### TO DO
Give the listing again character for character, but drop the images.

= = =

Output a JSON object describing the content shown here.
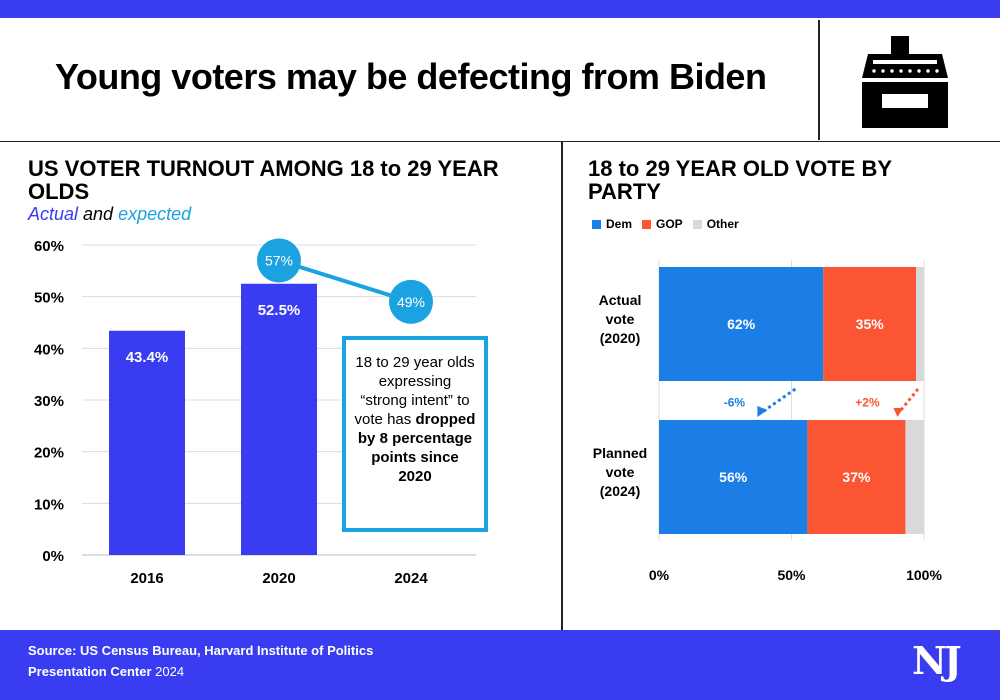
{
  "header": {
    "title": "Young voters may be defecting from Biden",
    "icon": "ballot-box-icon"
  },
  "left_panel": {
    "title_line1": "US VOTER TURNOUT AMONG 18 to 29 YEAR",
    "title_line2": "OLDS",
    "subtitle_actual": "Actual",
    "subtitle_and": " and ",
    "subtitle_expected": "expected",
    "note_plain": "18 to 29 year olds expressing “strong intent” to vote has",
    "note_bold": "dropped by 8 percentage points since 2020"
  },
  "right_panel": {
    "title_line1": "18 to 29 YEAR OLD VOTE BY",
    "title_line2": "PARTY",
    "legend": [
      "Dem",
      "GOP",
      "Other"
    ]
  },
  "colors": {
    "actual": "#3a3cf2",
    "expected": "#1aa3e0",
    "dem": "#1a7ee6",
    "gop": "#fc5533",
    "other": "#d9d9d9",
    "brand": "#3a3cf2"
  },
  "chart_data": [
    {
      "type": "bar",
      "title": "US VOTER TURNOUT AMONG 18 to 29 YEAR OLDS",
      "categories": [
        "2016",
        "2020",
        "2024"
      ],
      "series": [
        {
          "name": "Actual",
          "values": [
            43.4,
            52.5,
            null
          ],
          "labels": [
            "43.4%",
            "52.5%",
            ""
          ]
        },
        {
          "name": "expected",
          "values": [
            null,
            57,
            49
          ],
          "labels": [
            "",
            "57%",
            "49%"
          ]
        }
      ],
      "ylim": [
        0,
        60
      ],
      "yticks": [
        0,
        10,
        20,
        30,
        40,
        50,
        60
      ],
      "ytick_labels": [
        "0%",
        "10%",
        "20%",
        "30%",
        "40%",
        "50%",
        "60%"
      ],
      "grid": true
    },
    {
      "type": "bar",
      "orientation": "horizontal",
      "stacked": true,
      "title": "18 to 29 YEAR OLD VOTE BY PARTY",
      "categories": [
        "Actual vote (2020)",
        "Planned vote (2024)"
      ],
      "category_lines": [
        [
          "Actual",
          "vote",
          "(2020)"
        ],
        [
          "Planned",
          "vote",
          "(2024)"
        ]
      ],
      "series": [
        {
          "name": "Dem",
          "values": [
            62,
            56
          ],
          "labels": [
            "62%",
            "56%"
          ]
        },
        {
          "name": "GOP",
          "values": [
            35,
            37
          ],
          "labels": [
            "35%",
            "37%"
          ]
        },
        {
          "name": "Other",
          "values": [
            3,
            7
          ],
          "labels": [
            "",
            ""
          ]
        }
      ],
      "xlim": [
        0,
        100
      ],
      "xticks": [
        0,
        50,
        100
      ],
      "xtick_labels": [
        "0%",
        "50%",
        "100%"
      ],
      "legend_position": "top-left",
      "annotations": [
        {
          "text": "-6%",
          "series": "Dem"
        },
        {
          "text": "+2%",
          "series": "GOP"
        }
      ]
    }
  ],
  "footer": {
    "source": "Source: US Census Bureau, Harvard Institute of Politics",
    "credit_bold": "Presentation Center",
    "credit_year": " 2024",
    "logo": "NJ"
  }
}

= = =

### RESULT FOR THIS EXERCISE
Output a JSON object describing the content shown here.
{
  "header": {
    "title": "Young voters may be defecting from Biden",
    "icon": "ballot-box-icon"
  },
  "left_panel": {
    "title_line1": "US VOTER TURNOUT AMONG 18 to 29 YEAR",
    "title_line2": "OLDS",
    "subtitle_actual": "Actual",
    "subtitle_and": " and ",
    "subtitle_expected": "expected",
    "note_plain": "18 to 29 year olds expressing “strong intent” to vote has",
    "note_bold": "dropped by 8 percentage points since 2020"
  },
  "right_panel": {
    "title_line1": "18 to 29 YEAR OLD VOTE BY",
    "title_line2": "PARTY",
    "legend": [
      "Dem",
      "GOP",
      "Other"
    ]
  },
  "colors": {
    "actual": "#3a3cf2",
    "expected": "#1aa3e0",
    "dem": "#1a7ee6",
    "gop": "#fc5533",
    "other": "#d9d9d9",
    "brand": "#3a3cf2"
  },
  "chart_data": [
    {
      "type": "bar",
      "title": "US VOTER TURNOUT AMONG 18 to 29 YEAR OLDS",
      "categories": [
        "2016",
        "2020",
        "2024"
      ],
      "series": [
        {
          "name": "Actual",
          "values": [
            43.4,
            52.5,
            null
          ],
          "labels": [
            "43.4%",
            "52.5%",
            ""
          ]
        },
        {
          "name": "expected",
          "values": [
            null,
            57,
            49
          ],
          "labels": [
            "",
            "57%",
            "49%"
          ]
        }
      ],
      "ylim": [
        0,
        60
      ],
      "yticks": [
        0,
        10,
        20,
        30,
        40,
        50,
        60
      ],
      "ytick_labels": [
        "0%",
        "10%",
        "20%",
        "30%",
        "40%",
        "50%",
        "60%"
      ],
      "grid": true
    },
    {
      "type": "bar",
      "orientation": "horizontal",
      "stacked": true,
      "title": "18 to 29 YEAR OLD VOTE BY PARTY",
      "categories": [
        "Actual vote (2020)",
        "Planned vote (2024)"
      ],
      "category_lines": [
        [
          "Actual",
          "vote",
          "(2020)"
        ],
        [
          "Planned",
          "vote",
          "(2024)"
        ]
      ],
      "series": [
        {
          "name": "Dem",
          "values": [
            62,
            56
          ],
          "labels": [
            "62%",
            "56%"
          ]
        },
        {
          "name": "GOP",
          "values": [
            35,
            37
          ],
          "labels": [
            "35%",
            "37%"
          ]
        },
        {
          "name": "Other",
          "values": [
            3,
            7
          ],
          "labels": [
            "",
            ""
          ]
        }
      ],
      "xlim": [
        0,
        100
      ],
      "xticks": [
        0,
        50,
        100
      ],
      "xtick_labels": [
        "0%",
        "50%",
        "100%"
      ],
      "legend_position": "top-left",
      "annotations": [
        {
          "text": "-6%",
          "series": "Dem"
        },
        {
          "text": "+2%",
          "series": "GOP"
        }
      ]
    }
  ],
  "footer": {
    "source": "Source: US Census Bureau, Harvard Institute of Politics",
    "credit_bold": "Presentation Center",
    "credit_year": " 2024",
    "logo": "NJ"
  }
}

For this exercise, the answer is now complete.